◆ What to work on: Find how many lines hold the word "could" and give that number only.

◆ Data supplied:
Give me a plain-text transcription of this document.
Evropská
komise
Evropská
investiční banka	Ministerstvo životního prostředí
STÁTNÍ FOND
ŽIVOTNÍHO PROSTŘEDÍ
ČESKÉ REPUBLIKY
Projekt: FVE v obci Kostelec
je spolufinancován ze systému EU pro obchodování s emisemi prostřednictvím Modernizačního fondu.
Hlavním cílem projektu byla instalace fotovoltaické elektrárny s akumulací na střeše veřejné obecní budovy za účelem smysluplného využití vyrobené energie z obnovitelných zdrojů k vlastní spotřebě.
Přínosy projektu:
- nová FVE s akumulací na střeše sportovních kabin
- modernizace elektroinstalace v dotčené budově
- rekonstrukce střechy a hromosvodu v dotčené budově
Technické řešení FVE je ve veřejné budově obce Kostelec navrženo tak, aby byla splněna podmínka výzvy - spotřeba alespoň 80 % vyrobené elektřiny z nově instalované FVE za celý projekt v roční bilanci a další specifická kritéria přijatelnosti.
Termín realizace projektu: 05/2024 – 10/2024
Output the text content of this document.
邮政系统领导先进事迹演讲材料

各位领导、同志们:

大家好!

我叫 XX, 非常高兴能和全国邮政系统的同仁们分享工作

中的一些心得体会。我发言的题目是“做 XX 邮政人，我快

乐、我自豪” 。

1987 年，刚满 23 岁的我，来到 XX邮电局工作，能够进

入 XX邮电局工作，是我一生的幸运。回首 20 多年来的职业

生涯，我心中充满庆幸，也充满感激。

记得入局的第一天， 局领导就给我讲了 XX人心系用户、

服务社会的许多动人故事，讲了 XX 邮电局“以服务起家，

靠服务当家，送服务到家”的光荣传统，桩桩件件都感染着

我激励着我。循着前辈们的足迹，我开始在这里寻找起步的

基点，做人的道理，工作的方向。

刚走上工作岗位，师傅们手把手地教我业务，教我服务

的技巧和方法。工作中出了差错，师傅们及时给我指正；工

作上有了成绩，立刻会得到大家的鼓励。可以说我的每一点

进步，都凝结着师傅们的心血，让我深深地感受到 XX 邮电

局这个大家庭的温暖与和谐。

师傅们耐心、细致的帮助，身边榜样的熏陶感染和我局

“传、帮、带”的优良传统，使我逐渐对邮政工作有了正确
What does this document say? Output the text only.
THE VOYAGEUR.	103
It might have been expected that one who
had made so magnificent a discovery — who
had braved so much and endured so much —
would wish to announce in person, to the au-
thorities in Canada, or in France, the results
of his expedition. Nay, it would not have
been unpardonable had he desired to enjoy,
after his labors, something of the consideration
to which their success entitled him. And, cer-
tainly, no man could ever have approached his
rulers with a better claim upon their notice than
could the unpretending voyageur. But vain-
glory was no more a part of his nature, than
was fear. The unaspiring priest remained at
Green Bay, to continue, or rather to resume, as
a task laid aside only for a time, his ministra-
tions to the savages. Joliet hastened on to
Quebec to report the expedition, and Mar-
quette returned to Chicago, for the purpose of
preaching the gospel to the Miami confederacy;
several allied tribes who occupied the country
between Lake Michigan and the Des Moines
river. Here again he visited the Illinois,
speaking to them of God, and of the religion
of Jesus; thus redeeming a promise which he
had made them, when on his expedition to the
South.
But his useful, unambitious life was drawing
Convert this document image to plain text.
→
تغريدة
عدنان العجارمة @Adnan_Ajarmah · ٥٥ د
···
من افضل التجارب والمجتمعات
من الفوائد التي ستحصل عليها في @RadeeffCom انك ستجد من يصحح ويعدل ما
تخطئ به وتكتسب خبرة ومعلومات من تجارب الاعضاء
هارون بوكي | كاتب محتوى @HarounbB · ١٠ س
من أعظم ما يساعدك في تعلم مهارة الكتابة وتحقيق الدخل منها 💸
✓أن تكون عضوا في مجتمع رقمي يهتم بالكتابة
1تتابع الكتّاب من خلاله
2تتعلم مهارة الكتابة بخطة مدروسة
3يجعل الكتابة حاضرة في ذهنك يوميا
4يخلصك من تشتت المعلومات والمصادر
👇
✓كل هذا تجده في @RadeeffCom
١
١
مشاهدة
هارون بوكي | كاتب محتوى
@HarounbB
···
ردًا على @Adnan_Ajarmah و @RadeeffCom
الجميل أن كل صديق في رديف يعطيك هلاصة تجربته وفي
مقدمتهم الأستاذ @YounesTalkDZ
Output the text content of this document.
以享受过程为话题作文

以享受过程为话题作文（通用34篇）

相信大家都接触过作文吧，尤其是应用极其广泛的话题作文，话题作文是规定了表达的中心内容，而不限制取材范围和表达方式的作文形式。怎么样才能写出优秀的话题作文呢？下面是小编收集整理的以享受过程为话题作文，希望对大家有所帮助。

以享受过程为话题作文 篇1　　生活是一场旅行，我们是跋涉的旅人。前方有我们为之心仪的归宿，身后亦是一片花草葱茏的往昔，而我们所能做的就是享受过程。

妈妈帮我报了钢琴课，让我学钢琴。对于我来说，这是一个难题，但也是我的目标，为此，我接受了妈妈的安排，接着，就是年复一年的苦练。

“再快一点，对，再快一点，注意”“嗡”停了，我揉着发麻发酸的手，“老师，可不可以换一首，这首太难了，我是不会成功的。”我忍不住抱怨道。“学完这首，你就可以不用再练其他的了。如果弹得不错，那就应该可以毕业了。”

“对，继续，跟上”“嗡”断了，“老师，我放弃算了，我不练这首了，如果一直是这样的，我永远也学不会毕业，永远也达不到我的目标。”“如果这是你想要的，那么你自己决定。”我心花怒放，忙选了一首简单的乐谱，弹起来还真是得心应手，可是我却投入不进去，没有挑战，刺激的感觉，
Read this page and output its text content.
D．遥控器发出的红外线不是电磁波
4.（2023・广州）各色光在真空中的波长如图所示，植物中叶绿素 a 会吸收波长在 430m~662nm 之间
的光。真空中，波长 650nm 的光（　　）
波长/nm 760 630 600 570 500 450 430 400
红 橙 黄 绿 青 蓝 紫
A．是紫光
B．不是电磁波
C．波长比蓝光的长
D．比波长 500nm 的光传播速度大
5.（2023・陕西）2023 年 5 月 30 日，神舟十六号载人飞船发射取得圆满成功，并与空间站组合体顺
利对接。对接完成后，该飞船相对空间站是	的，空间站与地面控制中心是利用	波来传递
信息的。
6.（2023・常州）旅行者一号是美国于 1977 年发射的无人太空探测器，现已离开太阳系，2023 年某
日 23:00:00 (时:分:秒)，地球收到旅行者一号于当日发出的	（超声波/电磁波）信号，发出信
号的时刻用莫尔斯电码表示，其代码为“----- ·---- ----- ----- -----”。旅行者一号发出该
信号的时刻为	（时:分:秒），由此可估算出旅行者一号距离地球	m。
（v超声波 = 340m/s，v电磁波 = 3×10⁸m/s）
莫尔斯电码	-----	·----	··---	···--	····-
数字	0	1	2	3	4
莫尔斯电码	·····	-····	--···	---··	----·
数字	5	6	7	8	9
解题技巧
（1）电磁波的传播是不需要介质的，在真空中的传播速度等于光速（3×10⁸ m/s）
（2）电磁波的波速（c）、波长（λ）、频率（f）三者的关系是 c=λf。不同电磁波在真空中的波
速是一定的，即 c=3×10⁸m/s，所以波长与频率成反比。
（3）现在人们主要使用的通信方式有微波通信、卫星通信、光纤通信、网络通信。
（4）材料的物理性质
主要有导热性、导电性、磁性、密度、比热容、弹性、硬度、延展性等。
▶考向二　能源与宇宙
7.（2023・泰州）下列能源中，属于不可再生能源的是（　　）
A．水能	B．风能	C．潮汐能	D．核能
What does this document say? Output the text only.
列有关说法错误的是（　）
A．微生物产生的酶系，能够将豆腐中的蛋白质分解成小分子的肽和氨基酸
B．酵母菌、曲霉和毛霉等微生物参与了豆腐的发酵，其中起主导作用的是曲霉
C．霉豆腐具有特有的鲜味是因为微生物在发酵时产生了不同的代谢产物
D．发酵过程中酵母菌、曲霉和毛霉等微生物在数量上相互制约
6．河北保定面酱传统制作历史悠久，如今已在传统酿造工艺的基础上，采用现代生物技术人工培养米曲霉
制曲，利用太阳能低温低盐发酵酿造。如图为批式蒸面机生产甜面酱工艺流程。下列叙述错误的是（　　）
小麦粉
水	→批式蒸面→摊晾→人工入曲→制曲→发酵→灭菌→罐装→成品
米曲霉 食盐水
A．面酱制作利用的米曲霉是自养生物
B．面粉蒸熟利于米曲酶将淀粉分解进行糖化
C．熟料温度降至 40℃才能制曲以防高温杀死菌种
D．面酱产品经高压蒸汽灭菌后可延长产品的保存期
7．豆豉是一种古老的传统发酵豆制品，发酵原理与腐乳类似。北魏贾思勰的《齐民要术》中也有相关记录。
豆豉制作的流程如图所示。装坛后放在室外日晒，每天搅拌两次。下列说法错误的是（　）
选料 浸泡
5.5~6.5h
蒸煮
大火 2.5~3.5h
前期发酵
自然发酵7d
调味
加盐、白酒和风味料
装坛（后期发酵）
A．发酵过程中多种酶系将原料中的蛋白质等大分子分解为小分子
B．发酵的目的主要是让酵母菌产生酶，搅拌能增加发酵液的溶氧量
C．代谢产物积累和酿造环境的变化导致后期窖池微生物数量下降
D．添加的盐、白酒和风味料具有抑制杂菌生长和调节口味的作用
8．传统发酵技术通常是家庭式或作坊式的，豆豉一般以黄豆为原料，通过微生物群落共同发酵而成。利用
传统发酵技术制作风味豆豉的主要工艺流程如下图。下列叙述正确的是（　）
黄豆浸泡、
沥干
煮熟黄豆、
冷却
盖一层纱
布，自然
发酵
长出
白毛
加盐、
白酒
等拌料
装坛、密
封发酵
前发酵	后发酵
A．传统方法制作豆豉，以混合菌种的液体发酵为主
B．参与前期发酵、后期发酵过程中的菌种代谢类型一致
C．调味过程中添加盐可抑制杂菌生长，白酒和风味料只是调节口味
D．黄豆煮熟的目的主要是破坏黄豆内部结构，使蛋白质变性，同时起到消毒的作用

◆ Output of the exercise: 2